**Problem details:**
Output nothing but the lines from the line with "Give me a plain-text" through the end of the listing below, both ends included.

**Input rows:**

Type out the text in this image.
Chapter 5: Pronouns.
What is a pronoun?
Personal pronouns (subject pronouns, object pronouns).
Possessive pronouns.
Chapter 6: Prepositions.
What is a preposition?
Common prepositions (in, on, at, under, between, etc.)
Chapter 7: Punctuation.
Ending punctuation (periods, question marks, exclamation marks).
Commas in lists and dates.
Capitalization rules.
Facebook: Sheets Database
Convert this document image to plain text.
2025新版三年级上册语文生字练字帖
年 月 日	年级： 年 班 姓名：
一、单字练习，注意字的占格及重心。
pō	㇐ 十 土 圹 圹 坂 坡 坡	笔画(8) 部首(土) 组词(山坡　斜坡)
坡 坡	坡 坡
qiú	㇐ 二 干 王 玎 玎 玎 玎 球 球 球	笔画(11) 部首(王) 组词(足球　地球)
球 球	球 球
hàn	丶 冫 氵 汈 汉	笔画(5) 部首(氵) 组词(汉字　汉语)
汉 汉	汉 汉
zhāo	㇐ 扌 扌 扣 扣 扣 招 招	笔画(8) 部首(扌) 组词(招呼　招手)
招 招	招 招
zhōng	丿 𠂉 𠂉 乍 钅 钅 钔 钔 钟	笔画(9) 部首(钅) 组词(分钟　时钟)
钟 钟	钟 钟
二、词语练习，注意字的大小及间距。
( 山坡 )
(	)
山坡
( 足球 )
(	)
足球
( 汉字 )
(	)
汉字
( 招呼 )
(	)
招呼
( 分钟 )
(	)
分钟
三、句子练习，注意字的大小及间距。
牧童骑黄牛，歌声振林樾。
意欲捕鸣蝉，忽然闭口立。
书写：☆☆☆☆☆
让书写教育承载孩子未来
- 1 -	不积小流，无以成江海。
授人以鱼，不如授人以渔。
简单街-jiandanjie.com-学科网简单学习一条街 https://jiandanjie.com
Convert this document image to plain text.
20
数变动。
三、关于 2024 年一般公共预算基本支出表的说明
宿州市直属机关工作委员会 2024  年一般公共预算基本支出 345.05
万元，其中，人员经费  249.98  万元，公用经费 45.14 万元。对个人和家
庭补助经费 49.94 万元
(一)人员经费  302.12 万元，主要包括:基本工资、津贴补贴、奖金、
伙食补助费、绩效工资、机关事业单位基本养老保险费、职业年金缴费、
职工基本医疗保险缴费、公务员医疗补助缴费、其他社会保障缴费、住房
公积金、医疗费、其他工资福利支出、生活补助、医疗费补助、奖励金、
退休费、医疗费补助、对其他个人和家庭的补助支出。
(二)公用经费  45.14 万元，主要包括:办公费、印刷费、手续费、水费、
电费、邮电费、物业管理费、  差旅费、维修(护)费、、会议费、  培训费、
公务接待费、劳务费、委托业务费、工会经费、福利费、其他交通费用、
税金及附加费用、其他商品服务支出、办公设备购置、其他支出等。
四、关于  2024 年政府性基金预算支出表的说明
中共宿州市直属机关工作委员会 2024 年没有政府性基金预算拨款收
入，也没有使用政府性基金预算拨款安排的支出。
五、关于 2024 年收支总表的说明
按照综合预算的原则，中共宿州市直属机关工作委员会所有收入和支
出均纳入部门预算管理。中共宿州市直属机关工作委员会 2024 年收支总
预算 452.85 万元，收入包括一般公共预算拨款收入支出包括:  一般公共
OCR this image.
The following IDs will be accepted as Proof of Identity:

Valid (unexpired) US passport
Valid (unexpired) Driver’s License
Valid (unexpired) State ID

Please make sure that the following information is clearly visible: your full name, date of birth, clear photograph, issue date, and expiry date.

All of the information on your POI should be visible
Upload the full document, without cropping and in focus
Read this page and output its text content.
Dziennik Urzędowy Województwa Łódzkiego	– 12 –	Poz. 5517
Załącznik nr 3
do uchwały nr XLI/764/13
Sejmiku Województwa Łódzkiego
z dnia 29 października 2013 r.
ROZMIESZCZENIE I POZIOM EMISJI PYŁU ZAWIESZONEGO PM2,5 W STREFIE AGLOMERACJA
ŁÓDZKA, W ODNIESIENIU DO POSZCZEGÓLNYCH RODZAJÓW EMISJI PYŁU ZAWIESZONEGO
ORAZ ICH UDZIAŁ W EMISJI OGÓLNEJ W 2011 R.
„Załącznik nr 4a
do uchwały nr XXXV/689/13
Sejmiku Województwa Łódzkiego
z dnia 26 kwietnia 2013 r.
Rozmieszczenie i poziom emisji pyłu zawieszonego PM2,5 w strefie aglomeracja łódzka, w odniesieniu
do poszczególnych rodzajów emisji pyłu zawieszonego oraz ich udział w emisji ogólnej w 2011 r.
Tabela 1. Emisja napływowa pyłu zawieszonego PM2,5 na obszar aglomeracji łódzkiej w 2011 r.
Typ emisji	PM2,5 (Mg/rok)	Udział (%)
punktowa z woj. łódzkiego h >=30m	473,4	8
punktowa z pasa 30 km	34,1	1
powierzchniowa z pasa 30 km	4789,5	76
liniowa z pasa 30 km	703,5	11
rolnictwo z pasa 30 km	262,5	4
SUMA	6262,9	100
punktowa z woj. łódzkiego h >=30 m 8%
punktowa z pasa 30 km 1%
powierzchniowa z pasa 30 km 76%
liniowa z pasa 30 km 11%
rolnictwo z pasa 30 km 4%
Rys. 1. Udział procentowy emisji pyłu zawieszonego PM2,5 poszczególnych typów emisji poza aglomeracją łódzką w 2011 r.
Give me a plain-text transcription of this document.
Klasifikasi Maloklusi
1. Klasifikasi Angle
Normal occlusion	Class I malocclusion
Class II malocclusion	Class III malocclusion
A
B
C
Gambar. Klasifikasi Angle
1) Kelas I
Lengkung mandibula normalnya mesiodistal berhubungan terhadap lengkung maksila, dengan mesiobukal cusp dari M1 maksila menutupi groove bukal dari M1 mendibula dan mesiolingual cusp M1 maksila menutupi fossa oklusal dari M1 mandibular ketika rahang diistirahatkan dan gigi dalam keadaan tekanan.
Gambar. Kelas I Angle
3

**Answer to the exercise:**
Give me a plain-text transcription of this document.
Klasifikasi Maloklusi
1. Klasifikasi Angle
Normal occlusion	Class I malocclusion
Class II malocclusion	Class III malocclusion
A
B
C
Gambar. Klasifikasi Angle
1) Kelas I
Lengkung mandibula normalnya mesiodistal berhubungan terhadap lengkung maksila, dengan mesiobukal cusp dari M1 maksila menutupi groove bukal dari M1 mendibula dan mesiolingual cusp M1 maksila menutupi fossa oklusal dari M1 mandibular ketika rahang diistirahatkan dan gigi dalam keadaan tekanan.
Gambar. Kelas I Angle
3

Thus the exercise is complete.